Images embedded in the records are excluded; print everything else exactly as given.

_Data supplied_
+===+

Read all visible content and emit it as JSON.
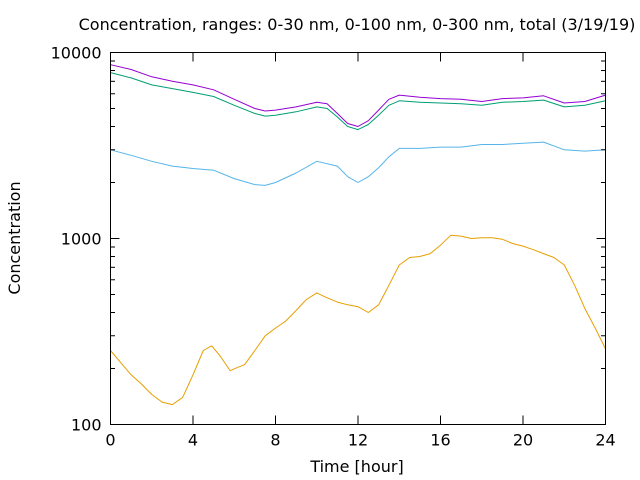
{
  "chart_data": {
    "type": "line",
    "title": "Concentration, ranges: 0-30 nm, 0-100 nm, 0-300 nm, total (3/19/19)",
    "xlabel": "Time [hour]",
    "ylabel": "Concentration",
    "xlim": [
      0,
      24
    ],
    "ylim": [
      100,
      10000
    ],
    "yscale": "log",
    "grid": false,
    "legend": "none",
    "x_ticks": [
      "0",
      "4",
      "8",
      "12",
      "16",
      "20",
      "24"
    ],
    "y_ticks": [
      "100",
      "1000",
      "10000"
    ],
    "series": [
      {
        "color": "#e69f00",
        "x": [
          0,
          0.5,
          1,
          1.5,
          2,
          2.5,
          3,
          3.5,
          4,
          4.5,
          4.9,
          5.3,
          5.8,
          6.5,
          7,
          7.5,
          8,
          8.5,
          9,
          9.5,
          10,
          10.5,
          11,
          11.5,
          12,
          12.5,
          13,
          13.5,
          14,
          14.5,
          15,
          15.5,
          16,
          16.5,
          17,
          17.5,
          18,
          18.5,
          19,
          19.5,
          20,
          20.5,
          21,
          21.5,
          22,
          22.5,
          23,
          23.5,
          24
        ],
        "values": [
          250,
          215,
          185,
          165,
          145,
          132,
          128,
          140,
          185,
          250,
          265,
          235,
          195,
          210,
          250,
          300,
          330,
          360,
          410,
          470,
          510,
          480,
          455,
          440,
          430,
          400,
          440,
          560,
          720,
          790,
          800,
          830,
          920,
          1040,
          1030,
          1000,
          1010,
          1010,
          990,
          940,
          910,
          870,
          830,
          790,
          720,
          560,
          420,
          330,
          255
        ]
      },
      {
        "color": "#56b4e9",
        "x": [
          0,
          1,
          2,
          3,
          4,
          5,
          6,
          7,
          7.5,
          8,
          9,
          10,
          11,
          11.5,
          12,
          12.5,
          13,
          13.5,
          14,
          15,
          16,
          17,
          18,
          19,
          20,
          21,
          22,
          23,
          24
        ],
        "values": [
          3000,
          2800,
          2600,
          2450,
          2380,
          2330,
          2100,
          1950,
          1930,
          2000,
          2250,
          2600,
          2450,
          2150,
          2000,
          2150,
          2400,
          2750,
          3050,
          3050,
          3100,
          3100,
          3200,
          3200,
          3250,
          3300,
          3000,
          2950,
          3000
        ]
      },
      {
        "color": "#009e73",
        "x": [
          0,
          1,
          2,
          3,
          4,
          5,
          6,
          7,
          7.5,
          8,
          9,
          10,
          10.5,
          11,
          11.5,
          12,
          12.5,
          13,
          13.5,
          14,
          15,
          16,
          17,
          18,
          19,
          20,
          21,
          22,
          23,
          24
        ],
        "values": [
          7800,
          7300,
          6700,
          6400,
          6100,
          5800,
          5200,
          4700,
          4550,
          4600,
          4800,
          5100,
          5000,
          4500,
          4000,
          3850,
          4100,
          4600,
          5200,
          5500,
          5400,
          5350,
          5300,
          5200,
          5400,
          5450,
          5550,
          5100,
          5200,
          5500
        ]
      },
      {
        "color": "#9400d3",
        "x": [
          0,
          1,
          2,
          3,
          4,
          5,
          6,
          7,
          7.5,
          8,
          9,
          10,
          10.5,
          11,
          11.5,
          12,
          12.5,
          13,
          13.5,
          14,
          15,
          16,
          17,
          18,
          19,
          20,
          21,
          22,
          23,
          24
        ],
        "values": [
          8600,
          8100,
          7400,
          7000,
          6700,
          6300,
          5600,
          5000,
          4850,
          4900,
          5100,
          5400,
          5300,
          4700,
          4150,
          4000,
          4300,
          4900,
          5600,
          5900,
          5750,
          5650,
          5600,
          5450,
          5650,
          5700,
          5850,
          5350,
          5450,
          5900
        ]
      }
    ]
  }
}
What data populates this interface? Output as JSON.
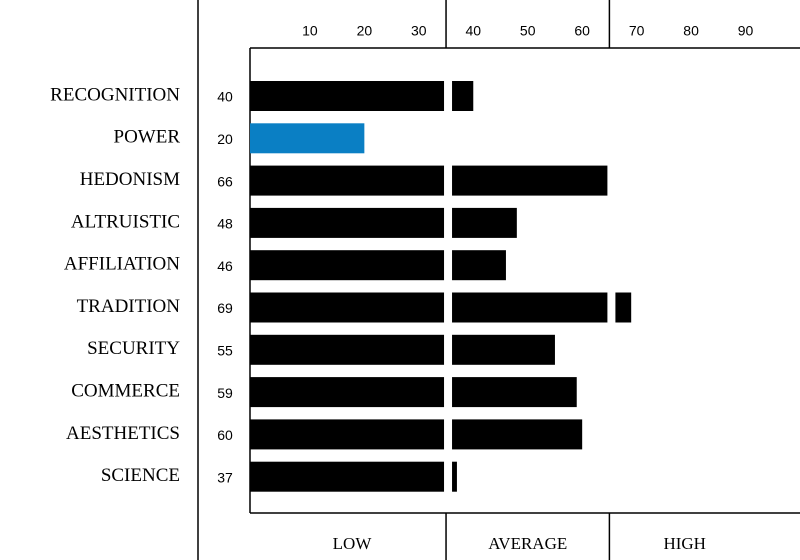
{
  "chart_data": {
    "type": "bar",
    "orientation": "horizontal",
    "categories": [
      "RECOGNITION",
      "POWER",
      "HEDONISM",
      "ALTRUISTIC",
      "AFFILIATION",
      "TRADITION",
      "SECURITY",
      "COMMERCE",
      "AESTHETICS",
      "SCIENCE"
    ],
    "values": [
      40,
      20,
      66,
      48,
      46,
      69,
      55,
      59,
      60,
      37
    ],
    "colors": [
      "#000000",
      "#0a7fc4",
      "#000000",
      "#000000",
      "#000000",
      "#000000",
      "#000000",
      "#000000",
      "#000000",
      "#000000"
    ],
    "xlim": [
      -1,
      100
    ],
    "xticks": [
      10,
      20,
      30,
      40,
      50,
      60,
      70,
      80,
      90
    ],
    "bands": [
      "LOW",
      "AVERAGE",
      "HIGH"
    ],
    "band_edges": [
      35,
      65
    ]
  }
}
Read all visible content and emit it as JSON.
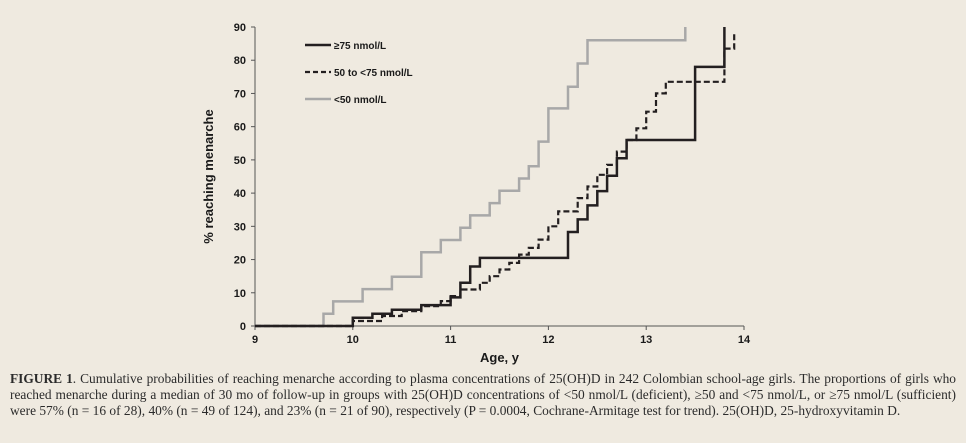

+===+

_Solution to this exercise_
Read all visible content and emit it as JSON.
{
  "chart_data": {
    "type": "line",
    "title": "Concentration, ranges: 0-30 nm, 0-100 nm, 0-300 nm, total (3/19/19)",
    "xlabel": "Time [hour]",
    "ylabel": "Concentration",
    "xlim": [
      0,
      24
    ],
    "ylim": [
      100,
      10000
    ],
    "yscale": "log",
    "grid": false,
    "legend": "none",
    "x_ticks": [
      "0",
      "4",
      "8",
      "12",
      "16",
      "20",
      "24"
    ],
    "y_ticks": [
      "100",
      "1000",
      "10000"
    ],
    "series": [
      {
        "color": "#e69f00",
        "x": [
          0,
          0.5,
          1,
          1.5,
          2,
          2.5,
          3,
          3.5,
          4,
          4.5,
          4.9,
          5.3,
          5.8,
          6.5,
          7,
          7.5,
          8,
          8.5,
          9,
          9.5,
          10,
          10.5,
          11,
          11.5,
          12,
          12.5,
          13,
          13.5,
          14,
          14.5,
          15,
          15.5,
          16,
          16.5,
          17,
          17.5,
          18,
          18.5,
          19,
          19.5,
          20,
          20.5,
          21,
          21.5,
          22,
          22.5,
          23,
          23.5,
          24
        ],
        "values": [
          250,
          215,
          185,
          165,
          145,
          132,
          128,
          140,
          185,
          250,
          265,
          235,
          195,
          210,
          250,
          300,
          330,
          360,
          410,
          470,
          510,
          480,
          455,
          440,
          430,
          400,
          440,
          560,
          720,
          790,
          800,
          830,
          920,
          1040,
          1030,
          1000,
          1010,
          1010,
          990,
          940,
          910,
          870,
          830,
          790,
          720,
          560,
          420,
          330,
          255
        ]
      },
      {
        "color": "#56b4e9",
        "x": [
          0,
          1,
          2,
          3,
          4,
          5,
          6,
          7,
          7.5,
          8,
          9,
          10,
          11,
          11.5,
          12,
          12.5,
          13,
          13.5,
          14,
          15,
          16,
          17,
          18,
          19,
          20,
          21,
          22,
          23,
          24
        ],
        "values": [
          3000,
          2800,
          2600,
          2450,
          2380,
          2330,
          2100,
          1950,
          1930,
          2000,
          2250,
          2600,
          2450,
          2150,
          2000,
          2150,
          2400,
          2750,
          3050,
          3050,
          3100,
          3100,
          3200,
          3200,
          3250,
          3300,
          3000,
          2950,
          3000
        ]
      },
      {
        "color": "#009e73",
        "x": [
          0,
          1,
          2,
          3,
          4,
          5,
          6,
          7,
          7.5,
          8,
          9,
          10,
          10.5,
          11,
          11.5,
          12,
          12.5,
          13,
          13.5,
          14,
          15,
          16,
          17,
          18,
          19,
          20,
          21,
          22,
          23,
          24
        ],
        "values": [
          7800,
          7300,
          6700,
          6400,
          6100,
          5800,
          5200,
          4700,
          4550,
          4600,
          4800,
          5100,
          5000,
          4500,
          4000,
          3850,
          4100,
          4600,
          5200,
          5500,
          5400,
          5350,
          5300,
          5200,
          5400,
          5450,
          5550,
          5100,
          5200,
          5500
        ]
      },
      {
        "color": "#9400d3",
        "x": [
          0,
          1,
          2,
          3,
          4,
          5,
          6,
          7,
          7.5,
          8,
          9,
          10,
          10.5,
          11,
          11.5,
          12,
          12.5,
          13,
          13.5,
          14,
          15,
          16,
          17,
          18,
          19,
          20,
          21,
          22,
          23,
          24
        ],
        "values": [
          8600,
          8100,
          7400,
          7000,
          6700,
          6300,
          5600,
          5000,
          4850,
          4900,
          5100,
          5400,
          5300,
          4700,
          4150,
          4000,
          4300,
          4900,
          5600,
          5900,
          5750,
          5650,
          5600,
          5450,
          5650,
          5700,
          5850,
          5350,
          5450,
          5900
        ]
      }
    ]
  }
}
What data populates this interface? Output as JSON.
{
  "chart_data": {
    "type": "bar",
    "orientation": "horizontal",
    "categories": [
      "RECOGNITION",
      "POWER",
      "HEDONISM",
      "ALTRUISTIC",
      "AFFILIATION",
      "TRADITION",
      "SECURITY",
      "COMMERCE",
      "AESTHETICS",
      "SCIENCE"
    ],
    "values": [
      40,
      20,
      66,
      48,
      46,
      69,
      55,
      59,
      60,
      37
    ],
    "colors": [
      "#000000",
      "#0a7fc4",
      "#000000",
      "#000000",
      "#000000",
      "#000000",
      "#000000",
      "#000000",
      "#000000",
      "#000000"
    ],
    "xlim": [
      -1,
      100
    ],
    "xticks": [
      10,
      20,
      30,
      40,
      50,
      60,
      70,
      80,
      90
    ],
    "bands": [
      "LOW",
      "AVERAGE",
      "HIGH"
    ],
    "band_edges": [
      35,
      65
    ]
  }
}
Read all visible content and emit it as JSON.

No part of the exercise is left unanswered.